Exercise brief: Print each line exactly as it is given.

Stored data

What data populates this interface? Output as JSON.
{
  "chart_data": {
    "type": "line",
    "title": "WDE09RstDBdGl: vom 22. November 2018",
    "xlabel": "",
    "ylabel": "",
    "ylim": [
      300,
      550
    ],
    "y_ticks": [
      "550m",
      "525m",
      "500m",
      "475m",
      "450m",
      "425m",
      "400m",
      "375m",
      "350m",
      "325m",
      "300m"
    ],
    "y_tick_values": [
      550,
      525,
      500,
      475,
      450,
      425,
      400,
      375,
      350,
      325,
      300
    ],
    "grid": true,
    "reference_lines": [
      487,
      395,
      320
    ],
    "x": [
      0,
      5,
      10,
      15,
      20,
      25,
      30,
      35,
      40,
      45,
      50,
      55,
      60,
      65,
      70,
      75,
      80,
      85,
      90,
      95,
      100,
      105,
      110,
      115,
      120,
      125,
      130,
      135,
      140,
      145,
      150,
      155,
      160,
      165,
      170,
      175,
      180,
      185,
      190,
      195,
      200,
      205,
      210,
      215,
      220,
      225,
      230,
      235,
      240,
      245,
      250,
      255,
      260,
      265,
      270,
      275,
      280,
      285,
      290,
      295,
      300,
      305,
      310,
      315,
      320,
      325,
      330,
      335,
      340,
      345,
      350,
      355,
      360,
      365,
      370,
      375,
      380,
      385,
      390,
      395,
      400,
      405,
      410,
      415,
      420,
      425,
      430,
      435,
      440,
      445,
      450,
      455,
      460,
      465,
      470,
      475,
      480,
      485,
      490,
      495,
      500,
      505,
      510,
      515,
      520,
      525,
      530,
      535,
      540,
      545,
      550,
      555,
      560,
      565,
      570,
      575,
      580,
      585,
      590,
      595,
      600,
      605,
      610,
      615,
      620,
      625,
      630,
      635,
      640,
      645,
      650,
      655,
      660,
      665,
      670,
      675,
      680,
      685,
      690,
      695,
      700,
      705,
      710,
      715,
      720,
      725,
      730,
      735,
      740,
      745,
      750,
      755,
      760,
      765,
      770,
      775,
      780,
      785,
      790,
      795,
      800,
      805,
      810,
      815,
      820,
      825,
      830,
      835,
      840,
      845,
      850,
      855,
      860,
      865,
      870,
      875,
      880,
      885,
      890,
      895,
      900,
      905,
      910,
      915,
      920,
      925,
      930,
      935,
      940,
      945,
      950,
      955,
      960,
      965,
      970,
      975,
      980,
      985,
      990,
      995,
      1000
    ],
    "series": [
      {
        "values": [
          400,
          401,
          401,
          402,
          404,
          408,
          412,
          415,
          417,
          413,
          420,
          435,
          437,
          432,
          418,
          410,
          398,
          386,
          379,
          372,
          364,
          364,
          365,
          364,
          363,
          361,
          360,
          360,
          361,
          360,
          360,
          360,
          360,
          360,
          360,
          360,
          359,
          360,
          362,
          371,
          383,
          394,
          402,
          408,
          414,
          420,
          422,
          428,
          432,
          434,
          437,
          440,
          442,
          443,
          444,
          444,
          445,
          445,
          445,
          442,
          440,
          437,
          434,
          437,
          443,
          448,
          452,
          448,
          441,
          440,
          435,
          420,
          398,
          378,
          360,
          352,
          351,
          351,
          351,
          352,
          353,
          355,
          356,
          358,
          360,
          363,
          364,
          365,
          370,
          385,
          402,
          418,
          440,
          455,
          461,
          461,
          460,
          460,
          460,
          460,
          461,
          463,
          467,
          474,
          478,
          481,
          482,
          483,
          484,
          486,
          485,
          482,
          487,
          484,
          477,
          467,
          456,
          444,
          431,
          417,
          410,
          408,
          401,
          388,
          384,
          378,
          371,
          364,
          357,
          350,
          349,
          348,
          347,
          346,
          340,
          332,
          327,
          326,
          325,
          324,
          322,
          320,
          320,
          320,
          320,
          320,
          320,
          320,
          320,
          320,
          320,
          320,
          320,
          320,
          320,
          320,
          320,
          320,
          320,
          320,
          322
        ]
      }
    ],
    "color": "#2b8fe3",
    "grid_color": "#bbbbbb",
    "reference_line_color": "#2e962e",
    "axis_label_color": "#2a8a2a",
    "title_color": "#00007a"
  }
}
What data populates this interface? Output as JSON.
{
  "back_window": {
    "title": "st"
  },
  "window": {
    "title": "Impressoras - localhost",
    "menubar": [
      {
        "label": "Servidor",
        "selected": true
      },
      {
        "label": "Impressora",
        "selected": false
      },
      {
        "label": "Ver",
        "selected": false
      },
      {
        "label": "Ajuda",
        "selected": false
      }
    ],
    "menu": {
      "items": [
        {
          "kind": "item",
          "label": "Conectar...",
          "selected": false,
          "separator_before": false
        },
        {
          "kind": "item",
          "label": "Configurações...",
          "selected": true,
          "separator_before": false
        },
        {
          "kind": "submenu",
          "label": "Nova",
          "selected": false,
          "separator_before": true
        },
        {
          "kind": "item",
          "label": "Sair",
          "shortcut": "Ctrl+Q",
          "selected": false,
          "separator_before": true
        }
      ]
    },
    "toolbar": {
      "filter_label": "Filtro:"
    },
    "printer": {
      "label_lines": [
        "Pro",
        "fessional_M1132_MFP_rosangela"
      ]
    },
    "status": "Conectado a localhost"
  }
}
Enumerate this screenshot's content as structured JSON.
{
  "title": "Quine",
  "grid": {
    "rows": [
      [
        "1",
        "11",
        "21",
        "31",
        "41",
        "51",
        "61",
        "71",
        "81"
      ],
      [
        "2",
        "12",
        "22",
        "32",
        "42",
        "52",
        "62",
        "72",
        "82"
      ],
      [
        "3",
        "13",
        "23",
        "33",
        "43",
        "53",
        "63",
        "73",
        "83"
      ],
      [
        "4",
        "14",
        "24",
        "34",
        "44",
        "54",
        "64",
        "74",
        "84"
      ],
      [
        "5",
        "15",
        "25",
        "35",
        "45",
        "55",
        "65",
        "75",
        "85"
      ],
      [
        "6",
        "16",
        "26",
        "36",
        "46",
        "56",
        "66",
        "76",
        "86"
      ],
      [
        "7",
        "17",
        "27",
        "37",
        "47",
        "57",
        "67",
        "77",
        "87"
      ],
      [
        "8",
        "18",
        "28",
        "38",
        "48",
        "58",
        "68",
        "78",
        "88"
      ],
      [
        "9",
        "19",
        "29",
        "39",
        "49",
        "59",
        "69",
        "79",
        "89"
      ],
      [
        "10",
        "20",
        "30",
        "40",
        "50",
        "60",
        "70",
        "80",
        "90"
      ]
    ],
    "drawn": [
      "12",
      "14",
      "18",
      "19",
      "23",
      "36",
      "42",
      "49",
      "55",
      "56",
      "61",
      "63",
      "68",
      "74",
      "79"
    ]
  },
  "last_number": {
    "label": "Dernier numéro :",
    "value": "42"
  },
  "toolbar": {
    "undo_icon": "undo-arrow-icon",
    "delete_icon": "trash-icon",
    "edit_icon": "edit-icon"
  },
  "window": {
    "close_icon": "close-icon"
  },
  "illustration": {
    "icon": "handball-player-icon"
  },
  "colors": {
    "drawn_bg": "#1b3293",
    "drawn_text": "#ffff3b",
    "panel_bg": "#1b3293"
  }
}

Full solution:
What data populates this interface? Output as JSON.
{
  "chart_data": {
    "type": "line",
    "title": "WDE09RstDBdGl: vom 22. November 2018",
    "xlabel": "",
    "ylabel": "",
    "ylim": [
      300,
      550
    ],
    "y_ticks": [
      "550m",
      "525m",
      "500m",
      "475m",
      "450m",
      "425m",
      "400m",
      "375m",
      "350m",
      "325m",
      "300m"
    ],
    "y_tick_values": [
      550,
      525,
      500,
      475,
      450,
      425,
      400,
      375,
      350,
      325,
      300
    ],
    "grid": true,
    "reference_lines": [
      487,
      395,
      320
    ],
    "x": [
      0,
      5,
      10,
      15,
      20,
      25,
      30,
      35,
      40,
      45,
      50,
      55,
      60,
      65,
      70,
      75,
      80,
      85,
      90,
      95,
      100,
      105,
      110,
      115,
      120,
      125,
      130,
      135,
      140,
      145,
      150,
      155,
      160,
      165,
      170,
      175,
      180,
      185,
      190,
      195,
      200,
      205,
      210,
      215,
      220,
      225,
      230,
      235,
      240,
      245,
      250,
      255,
      260,
      265,
      270,
      275,
      280,
      285,
      290,
      295,
      300,
      305,
      310,
      315,
      320,
      325,
      330,
      335,
      340,
      345,
      350,
      355,
      360,
      365,
      370,
      375,
      380,
      385,
      390,
      395,
      400,
      405,
      410,
      415,
      420,
      425,
      430,
      435,
      440,
      445,
      450,
      455,
      460,
      465,
      470,
      475,
      480,
      485,
      490,
      495,
      500,
      505,
      510,
      515,
      520,
      525,
      530,
      535,
      540,
      545,
      550,
      555,
      560,
      565,
      570,
      575,
      580,
      585,
      590,
      595,
      600,
      605,
      610,
      615,
      620,
      625,
      630,
      635,
      640,
      645,
      650,
      655,
      660,
      665,
      670,
      675,
      680,
      685,
      690,
      695,
      700,
      705,
      710,
      715,
      720,
      725,
      730,
      735,
      740,
      745,
      750,
      755,
      760,
      765,
      770,
      775,
      780,
      785,
      790,
      795,
      800,
      805,
      810,
      815,
      820,
      825,
      830,
      835,
      840,
      845,
      850,
      855,
      860,
      865,
      870,
      875,
      880,
      885,
      890,
      895,
      900,
      905,
      910,
      915,
      920,
      925,
      930,
      935,
      940,
      945,
      950,
      955,
      960,
      965,
      970,
      975,
      980,
      985,
      990,
      995,
      1000
    ],
    "series": [
      {
        "values": [
          400,
          401,
          401,
          402,
          404,
          408,
          412,
          415,
          417,
          413,
          420,
          435,
          437,
          432,
          418,
          410,
          398,
          386,
          379,
          372,
          364,
          364,
          365,
          364,
          363,
          361,
          360,
          360,
          361,
          360,
          360,
          360,
          360,
          360,
          360,
          360,
          359,
          360,
          362,
          371,
          383,
          394,
          402,
          408,
          414,
          420,
          422,
          428,
          432,
          434,
          437,
          440,
          442,
          443,
          444,
          444,
          445,
          445,
          445,
          442,
          440,
          437,
          434,
          437,
          443,
          448,
          452,
          448,
          441,
          440,
          435,
          420,
          398,
          378,
          360,
          352,
          351,
          351,
          351,
          352,
          353,
          355,
          356,
          358,
          360,
          363,
          364,
          365,
          370,
          385,
          402,
          418,
          440,
          455,
          461,
          461,
          460,
          460,
          460,
          460,
          461,
          463,
          467,
          474,
          478,
          481,
          482,
          483,
          484,
          486,
          485,
          482,
          487,
          484,
          477,
          467,
          456,
          444,
          431,
          417,
          410,
          408,
          401,
          388,
          384,
          378,
          371,
          364,
          357,
          350,
          349,
          348,
          347,
          346,
          340,
          332,
          327,
          326,
          325,
          324,
          322,
          320,
          320,
          320,
          320,
          320,
          320,
          320,
          320,
          320,
          320,
          320,
          320,
          320,
          320,
          320,
          320,
          320,
          320,
          320,
          322
        ]
      }
    ],
    "color": "#2b8fe3",
    "grid_color": "#bbbbbb",
    "reference_line_color": "#2e962e",
    "axis_label_color": "#2a8a2a",
    "title_color": "#00007a"
  }
}
What data populates this interface? Output as JSON.
{
  "back_window": {
    "title": "st"
  },
  "window": {
    "title": "Impressoras - localhost",
    "menubar": [
      {
        "label": "Servidor",
        "selected": true
      },
      {
        "label": "Impressora",
        "selected": false
      },
      {
        "label": "Ver",
        "selected": false
      },
      {
        "label": "Ajuda",
        "selected": false
      }
    ],
    "menu": {
      "items": [
        {
          "kind": "item",
          "label": "Conectar...",
          "selected": false,
          "separator_before": false
        },
        {
          "kind": "item",
          "label": "Configurações...",
          "selected": true,
          "separator_before": false
        },
        {
          "kind": "submenu",
          "label": "Nova",
          "selected": false,
          "separator_before": true
        },
        {
          "kind": "item",
          "label": "Sair",
          "shortcut": "Ctrl+Q",
          "selected": false,
          "separator_before": true
        }
      ]
    },
    "toolbar": {
      "filter_label": "Filtro:"
    },
    "printer": {
      "label_lines": [
        "Pro",
        "fessional_M1132_MFP_rosangela"
      ]
    },
    "status": "Conectado a localhost"
  }
}
Enumerate this screenshot's content as structured JSON.
{
  "title": "Quine",
  "grid": {
    "rows": [
      [
        "1",
        "11",
        "21",
        "31",
        "41",
        "51",
        "61",
        "71",
        "81"
      ],
      [
        "2",
        "12",
        "22",
        "32",
        "42",
        "52",
        "62",
        "72",
        "82"
      ],
      [
        "3",
        "13",
        "23",
        "33",
        "43",
        "53",
        "63",
        "73",
        "83"
      ],
      [
        "4",
        "14",
        "24",
        "34",
        "44",
        "54",
        "64",
        "74",
        "84"
      ],
      [
        "5",
        "15",
        "25",
        "35",
        "45",
        "55",
        "65",
        "75",
        "85"
      ],
      [
        "6",
        "16",
        "26",
        "36",
        "46",
        "56",
        "66",
        "76",
        "86"
      ],
      [
        "7",
        "17",
        "27",
        "37",
        "47",
        "57",
        "67",
        "77",
        "87"
      ],
      [
        "8",
        "18",
        "28",
        "38",
        "48",
        "58",
        "68",
        "78",
        "88"
      ],
      [
        "9",
        "19",
        "29",
        "39",
        "49",
        "59",
        "69",
        "79",
        "89"
      ],
      [
        "10",
        "20",
        "30",
        "40",
        "50",
        "60",
        "70",
        "80",
        "90"
      ]
    ],
    "drawn": [
      "12",
      "14",
      "18",
      "19",
      "23",
      "36",
      "42",
      "49",
      "55",
      "56",
      "61",
      "63",
      "68",
      "74",
      "79"
    ]
  },
  "last_number": {
    "label": "Dernier numéro :",
    "value": "42"
  },
  "toolbar": {
    "undo_icon": "undo-arrow-icon",
    "delete_icon": "trash-icon",
    "edit_icon": "edit-icon"
  },
  "window": {
    "close_icon": "close-icon"
  },
  "illustration": {
    "icon": "handball-player-icon"
  },
  "colors": {
    "drawn_bg": "#1b3293",
    "drawn_text": "#ffff3b",
    "panel_bg": "#1b3293"
  }
}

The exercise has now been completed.